## Items

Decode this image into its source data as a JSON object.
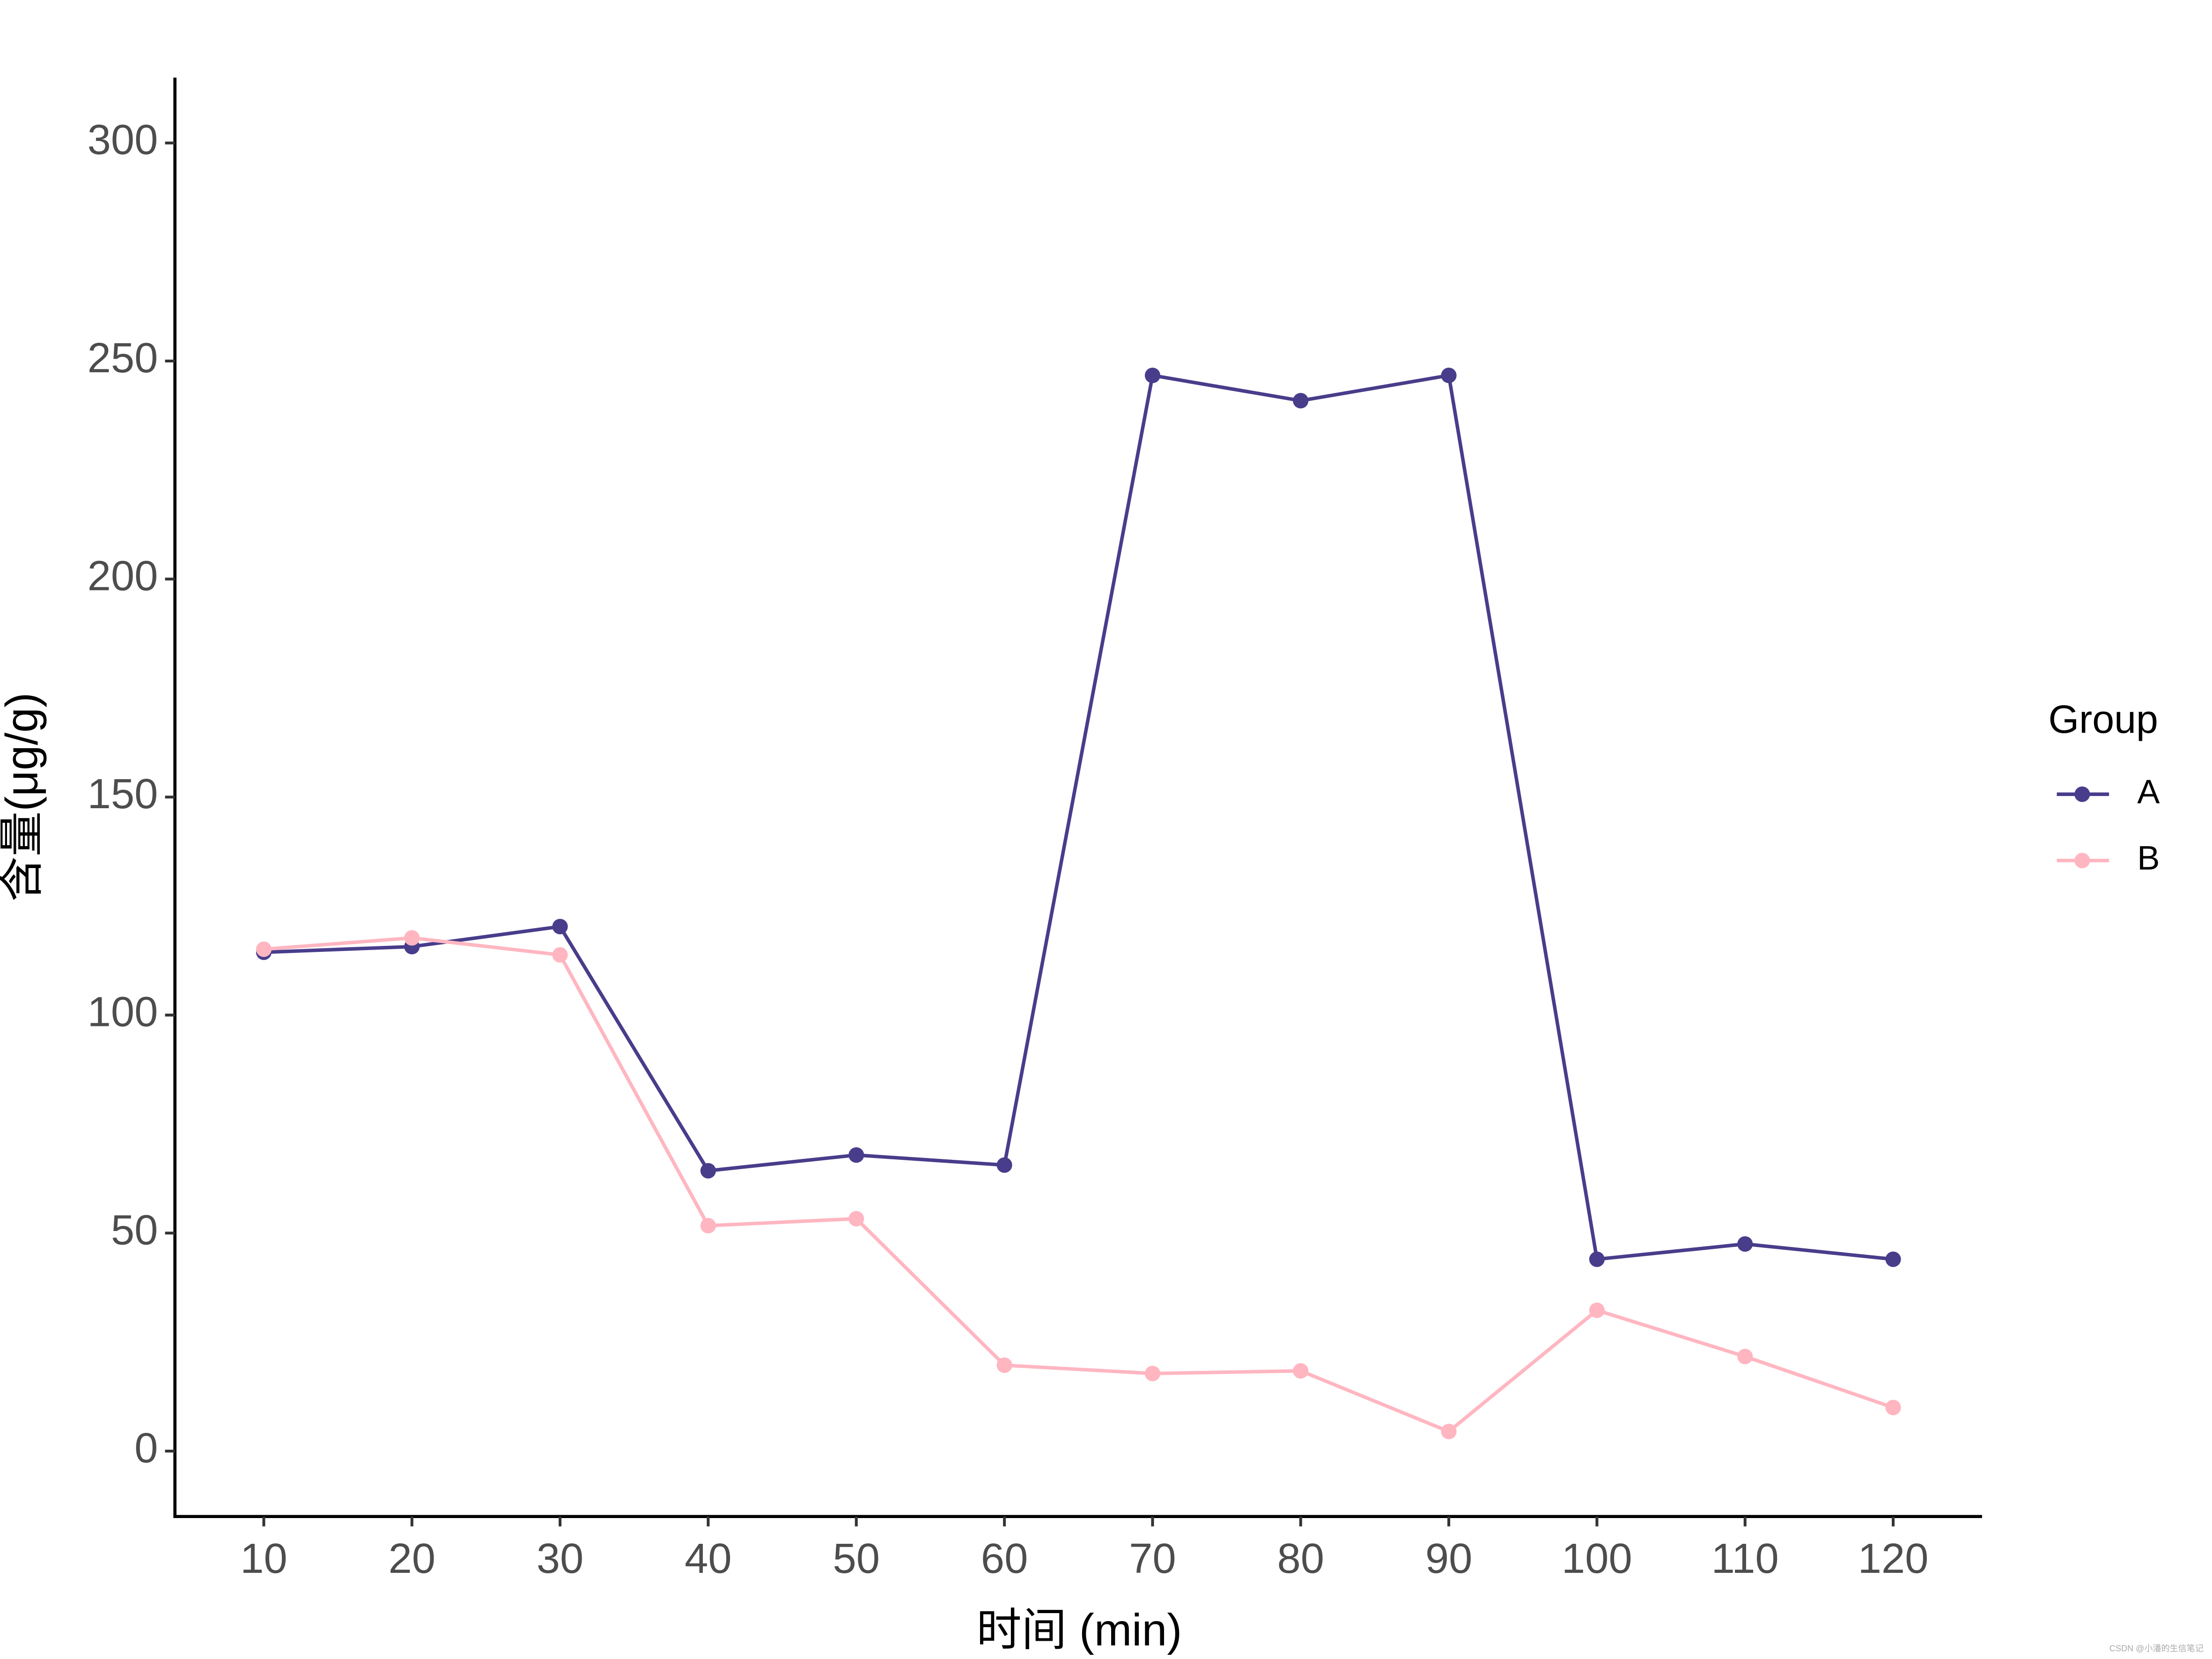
{
  "chart_data": {
    "type": "line",
    "x_label": "时间 (min)",
    "y_label": "含量(μg/g)",
    "legend_title": "Group",
    "legend_position": "right",
    "grid": false,
    "x": [
      10,
      20,
      30,
      40,
      50,
      60,
      70,
      80,
      90,
      100,
      110,
      120
    ],
    "series": [
      {
        "name": "A",
        "color": "#483d8b",
        "values": [
          114.4,
          115.7,
          120.3,
          64.3,
          67.9,
          65.6,
          246.7,
          240.9,
          246.7,
          44.0,
          47.5,
          44.0
        ]
      },
      {
        "name": "B",
        "color": "#ffb6c1",
        "values": [
          115.1,
          117.7,
          113.8,
          51.7,
          53.3,
          19.7,
          17.8,
          18.4,
          4.5,
          32.3,
          21.7,
          10.0
        ]
      }
    ],
    "xlim": [
      4,
      126
    ],
    "ylim": [
      -15,
      315
    ],
    "xticks": [
      10,
      20,
      30,
      40,
      50,
      60,
      70,
      80,
      90,
      100,
      110,
      120
    ],
    "yticks": [
      0,
      50,
      100,
      150,
      200,
      250,
      300
    ],
    "watermark": "CSDN @小潘的生信笔记"
  }
}
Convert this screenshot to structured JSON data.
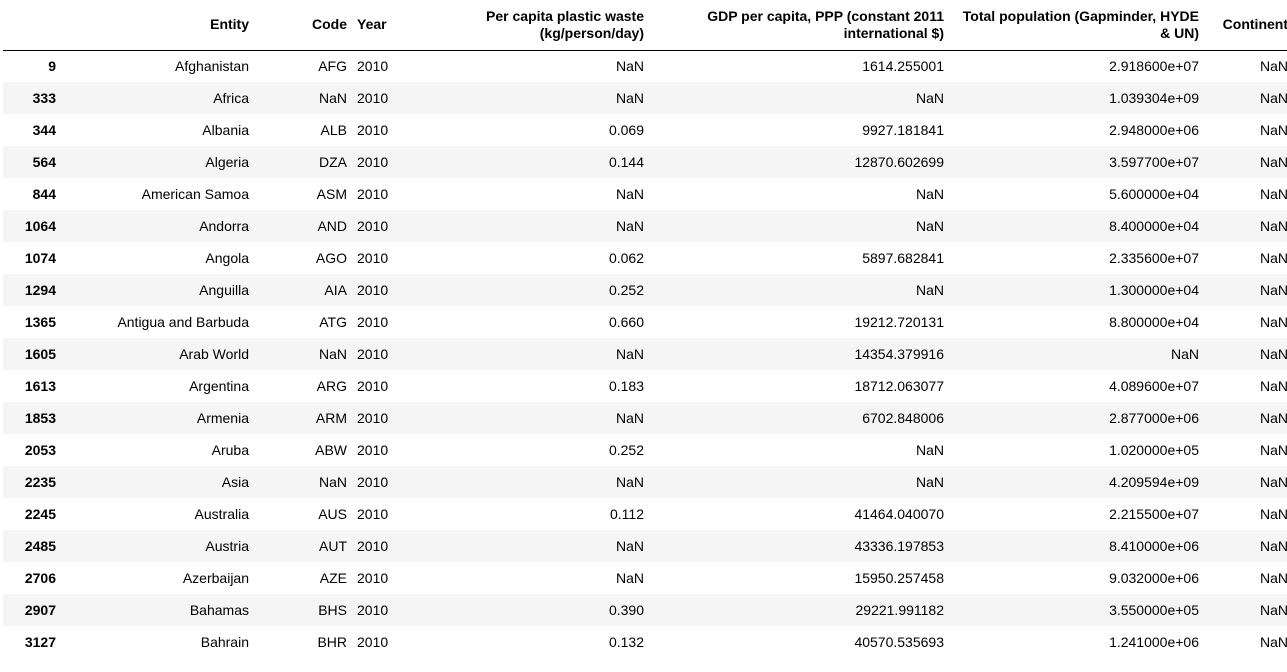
{
  "table": {
    "columns": {
      "entity": "Entity",
      "code": "Code",
      "year": "Year",
      "waste": "Per capita plastic waste (kg/person/day)",
      "gdp": "GDP per capita, PPP (constant 2011 international $)",
      "population": "Total population (Gapminder, HYDE & UN)",
      "continent": "Continent"
    },
    "rows": [
      {
        "index": "9",
        "entity": "Afghanistan",
        "code": "AFG",
        "year": "2010",
        "waste": "NaN",
        "gdp": "1614.255001",
        "population": "2.918600e+07",
        "continent": "NaN"
      },
      {
        "index": "333",
        "entity": "Africa",
        "code": "NaN",
        "year": "2010",
        "waste": "NaN",
        "gdp": "NaN",
        "population": "1.039304e+09",
        "continent": "NaN"
      },
      {
        "index": "344",
        "entity": "Albania",
        "code": "ALB",
        "year": "2010",
        "waste": "0.069",
        "gdp": "9927.181841",
        "population": "2.948000e+06",
        "continent": "NaN"
      },
      {
        "index": "564",
        "entity": "Algeria",
        "code": "DZA",
        "year": "2010",
        "waste": "0.144",
        "gdp": "12870.602699",
        "population": "3.597700e+07",
        "continent": "NaN"
      },
      {
        "index": "844",
        "entity": "American Samoa",
        "code": "ASM",
        "year": "2010",
        "waste": "NaN",
        "gdp": "NaN",
        "population": "5.600000e+04",
        "continent": "NaN"
      },
      {
        "index": "1064",
        "entity": "Andorra",
        "code": "AND",
        "year": "2010",
        "waste": "NaN",
        "gdp": "NaN",
        "population": "8.400000e+04",
        "continent": "NaN"
      },
      {
        "index": "1074",
        "entity": "Angola",
        "code": "AGO",
        "year": "2010",
        "waste": "0.062",
        "gdp": "5897.682841",
        "population": "2.335600e+07",
        "continent": "NaN"
      },
      {
        "index": "1294",
        "entity": "Anguilla",
        "code": "AIA",
        "year": "2010",
        "waste": "0.252",
        "gdp": "NaN",
        "population": "1.300000e+04",
        "continent": "NaN"
      },
      {
        "index": "1365",
        "entity": "Antigua and Barbuda",
        "code": "ATG",
        "year": "2010",
        "waste": "0.660",
        "gdp": "19212.720131",
        "population": "8.800000e+04",
        "continent": "NaN"
      },
      {
        "index": "1605",
        "entity": "Arab World",
        "code": "NaN",
        "year": "2010",
        "waste": "NaN",
        "gdp": "14354.379916",
        "population": "NaN",
        "continent": "NaN"
      },
      {
        "index": "1613",
        "entity": "Argentina",
        "code": "ARG",
        "year": "2010",
        "waste": "0.183",
        "gdp": "18712.063077",
        "population": "4.089600e+07",
        "continent": "NaN"
      },
      {
        "index": "1853",
        "entity": "Armenia",
        "code": "ARM",
        "year": "2010",
        "waste": "NaN",
        "gdp": "6702.848006",
        "population": "2.877000e+06",
        "continent": "NaN"
      },
      {
        "index": "2053",
        "entity": "Aruba",
        "code": "ABW",
        "year": "2010",
        "waste": "0.252",
        "gdp": "NaN",
        "population": "1.020000e+05",
        "continent": "NaN"
      },
      {
        "index": "2235",
        "entity": "Asia",
        "code": "NaN",
        "year": "2010",
        "waste": "NaN",
        "gdp": "NaN",
        "population": "4.209594e+09",
        "continent": "NaN"
      },
      {
        "index": "2245",
        "entity": "Australia",
        "code": "AUS",
        "year": "2010",
        "waste": "0.112",
        "gdp": "41464.040070",
        "population": "2.215500e+07",
        "continent": "NaN"
      },
      {
        "index": "2485",
        "entity": "Austria",
        "code": "AUT",
        "year": "2010",
        "waste": "NaN",
        "gdp": "43336.197853",
        "population": "8.410000e+06",
        "continent": "NaN"
      },
      {
        "index": "2706",
        "entity": "Azerbaijan",
        "code": "AZE",
        "year": "2010",
        "waste": "NaN",
        "gdp": "15950.257458",
        "population": "9.032000e+06",
        "continent": "NaN"
      },
      {
        "index": "2907",
        "entity": "Bahamas",
        "code": "BHS",
        "year": "2010",
        "waste": "0.390",
        "gdp": "29221.991182",
        "population": "3.550000e+05",
        "continent": "NaN"
      },
      {
        "index": "3127",
        "entity": "Bahrain",
        "code": "BHR",
        "year": "2010",
        "waste": "0.132",
        "gdp": "40570.535693",
        "population": "1.241000e+06",
        "continent": "NaN"
      }
    ]
  }
}
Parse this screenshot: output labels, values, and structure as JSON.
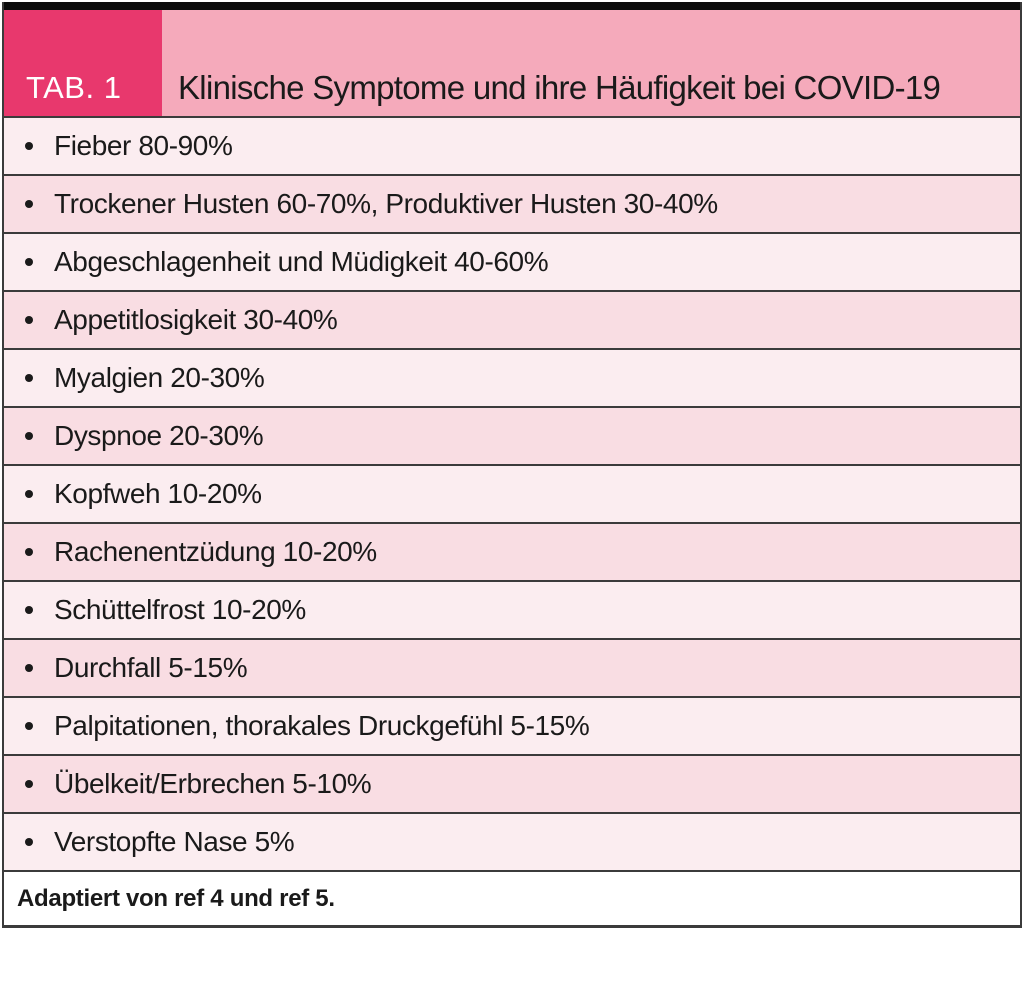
{
  "table": {
    "tag": "TAB. 1",
    "title": "Klinische Symptome und ihre Häufigkeit bei COVID-19",
    "rows": [
      "Fieber 80-90%",
      "Trockener Husten 60-70%, Produktiver Husten 30-40%",
      "Abgeschlagenheit und Müdigkeit 40-60%",
      "Appetitlosigkeit 30-40%",
      "Myalgien 20-30%",
      "Dyspnoe 20-30%",
      "Kopfweh 10-20%",
      "Rachenentzüdung 10-20%",
      "Schüttelfrost 10-20%",
      "Durchfall 5-15%",
      "Palpitationen, thorakales Druckgefühl 5-15%",
      "Übelkeit/Erbrechen 5-10%",
      "Verstopfte Nase 5%"
    ],
    "footnote": "Adaptiert von ref 4 und ref 5.",
    "colors": {
      "tag_bg": "#e8386d",
      "header_bg": "#f5aabb",
      "row_light": "#fbedf0",
      "row_dark": "#f9dde3",
      "border": "#3b3b3b",
      "top_bar": "#0c0c0c"
    }
  }
}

## What needs to be done
Quote the preceding listing precisely and completely, omitting its images.

## Reply to the exercise
Decode this image into its source data as a JSON object.
{
  "chart_data": {
    "type": "line",
    "x_label": "时间 (min)",
    "y_label": "含量(μg/g)",
    "legend_title": "Group",
    "legend_position": "right",
    "grid": false,
    "x": [
      10,
      20,
      30,
      40,
      50,
      60,
      70,
      80,
      90,
      100,
      110,
      120
    ],
    "series": [
      {
        "name": "A",
        "color": "#483d8b",
        "values": [
          114.4,
          115.7,
          120.3,
          64.3,
          67.9,
          65.6,
          246.7,
          240.9,
          246.7,
          44.0,
          47.5,
          44.0
        ]
      },
      {
        "name": "B",
        "color": "#ffb6c1",
        "values": [
          115.1,
          117.7,
          113.8,
          51.7,
          53.3,
          19.7,
          17.8,
          18.4,
          4.5,
          32.3,
          21.7,
          10.0
        ]
      }
    ],
    "xlim": [
      4,
      126
    ],
    "ylim": [
      -15,
      315
    ],
    "xticks": [
      10,
      20,
      30,
      40,
      50,
      60,
      70,
      80,
      90,
      100,
      110,
      120
    ],
    "yticks": [
      0,
      50,
      100,
      150,
      200,
      250,
      300
    ],
    "watermark": "CSDN @小潘的生信笔记"
  }
}
Convert this screenshot to structured JSON data.
{
  "table": {
    "columns": {
      "entity": "Entity",
      "code": "Code",
      "year": "Year",
      "waste": "Per capita plastic waste (kg/person/day)",
      "gdp": "GDP per capita, PPP (constant 2011 international $)",
      "population": "Total population (Gapminder, HYDE & UN)",
      "continent": "Continent"
    },
    "rows": [
      {
        "index": "9",
        "entity": "Afghanistan",
        "code": "AFG",
        "year": "2010",
        "waste": "NaN",
        "gdp": "1614.255001",
        "population": "2.918600e+07",
        "continent": "NaN"
      },
      {
        "index": "333",
        "entity": "Africa",
        "code": "NaN",
        "year": "2010",
        "waste": "NaN",
        "gdp": "NaN",
        "population": "1.039304e+09",
        "continent": "NaN"
      },
      {
        "index": "344",
        "entity": "Albania",
        "code": "ALB",
        "year": "2010",
        "waste": "0.069",
        "gdp": "9927.181841",
        "population": "2.948000e+06",
        "continent": "NaN"
      },
      {
        "index": "564",
        "entity": "Algeria",
        "code": "DZA",
        "year": "2010",
        "waste": "0.144",
        "gdp": "12870.602699",
        "population": "3.597700e+07",
        "continent": "NaN"
      },
      {
        "index": "844",
        "entity": "American Samoa",
        "code": "ASM",
        "year": "2010",
        "waste": "NaN",
        "gdp": "NaN",
        "population": "5.600000e+04",
        "continent": "NaN"
      },
      {
        "index": "1064",
        "entity": "Andorra",
        "code": "AND",
        "year": "2010",
        "waste": "NaN",
        "gdp": "NaN",
        "population": "8.400000e+04",
        "continent": "NaN"
      },
      {
        "index": "1074",
        "entity": "Angola",
        "code": "AGO",
        "year": "2010",
        "waste": "0.062",
        "gdp": "5897.682841",
        "population": "2.335600e+07",
        "continent": "NaN"
      },
      {
        "index": "1294",
        "entity": "Anguilla",
        "code": "AIA",
        "year": "2010",
        "waste": "0.252",
        "gdp": "NaN",
        "population": "1.300000e+04",
        "continent": "NaN"
      },
      {
        "index": "1365",
        "entity": "Antigua and Barbuda",
        "code": "ATG",
        "year": "2010",
        "waste": "0.660",
        "gdp": "19212.720131",
        "population": "8.800000e+04",
        "continent": "NaN"
      },
      {
        "index": "1605",
        "entity": "Arab World",
        "code": "NaN",
        "year": "2010",
        "waste": "NaN",
        "gdp": "14354.379916",
        "population": "NaN",
        "continent": "NaN"
      },
      {
        "index": "1613",
        "entity": "Argentina",
        "code": "ARG",
        "year": "2010",
        "waste": "0.183",
        "gdp": "18712.063077",
        "population": "4.089600e+07",
        "continent": "NaN"
      },
      {
        "index": "1853",
        "entity": "Armenia",
        "code": "ARM",
        "year": "2010",
        "waste": "NaN",
        "gdp": "6702.848006",
        "population": "2.877000e+06",
        "continent": "NaN"
      },
      {
        "index": "2053",
        "entity": "Aruba",
        "code": "ABW",
        "year": "2010",
        "waste": "0.252",
        "gdp": "NaN",
        "population": "1.020000e+05",
        "continent": "NaN"
      },
      {
        "index": "2235",
        "entity": "Asia",
        "code": "NaN",
        "year": "2010",
        "waste": "NaN",
        "gdp": "NaN",
        "population": "4.209594e+09",
        "continent": "NaN"
      },
      {
        "index": "2245",
        "entity": "Australia",
        "code": "AUS",
        "year": "2010",
        "waste": "0.112",
        "gdp": "41464.040070",
        "population": "2.215500e+07",
        "continent": "NaN"
      },
      {
        "index": "2485",
        "entity": "Austria",
        "code": "AUT",
        "year": "2010",
        "waste": "NaN",
        "gdp": "43336.197853",
        "population": "8.410000e+06",
        "continent": "NaN"
      },
      {
        "index": "2706",
        "entity": "Azerbaijan",
        "code": "AZE",
        "year": "2010",
        "waste": "NaN",
        "gdp": "15950.257458",
        "population": "9.032000e+06",
        "continent": "NaN"
      },
      {
        "index": "2907",
        "entity": "Bahamas",
        "code": "BHS",
        "year": "2010",
        "waste": "0.390",
        "gdp": "29221.991182",
        "population": "3.550000e+05",
        "continent": "NaN"
      },
      {
        "index": "3127",
        "entity": "Bahrain",
        "code": "BHR",
        "year": "2010",
        "waste": "0.132",
        "gdp": "40570.535693",
        "population": "1.241000e+06",
        "continent": "NaN"
      }
    ]
  }
}
Parse this screenshot: output labels, values, and structure as JSON.
{
  "table": {
    "tag": "TAB. 1",
    "title": "Klinische Symptome und ihre Häufigkeit bei COVID-19",
    "rows": [
      "Fieber 80-90%",
      "Trockener Husten 60-70%, Produktiver Husten 30-40%",
      "Abgeschlagenheit und Müdigkeit 40-60%",
      "Appetitlosigkeit 30-40%",
      "Myalgien 20-30%",
      "Dyspnoe 20-30%",
      "Kopfweh 10-20%",
      "Rachenentzüdung 10-20%",
      "Schüttelfrost 10-20%",
      "Durchfall 5-15%",
      "Palpitationen, thorakales Druckgefühl 5-15%",
      "Übelkeit/Erbrechen 5-10%",
      "Verstopfte Nase 5%"
    ],
    "footnote": "Adaptiert von ref 4 und ref 5.",
    "colors": {
      "tag_bg": "#e8386d",
      "header_bg": "#f5aabb",
      "row_light": "#fbedf0",
      "row_dark": "#f9dde3",
      "border": "#3b3b3b",
      "top_bar": "#0c0c0c"
    }
  }
}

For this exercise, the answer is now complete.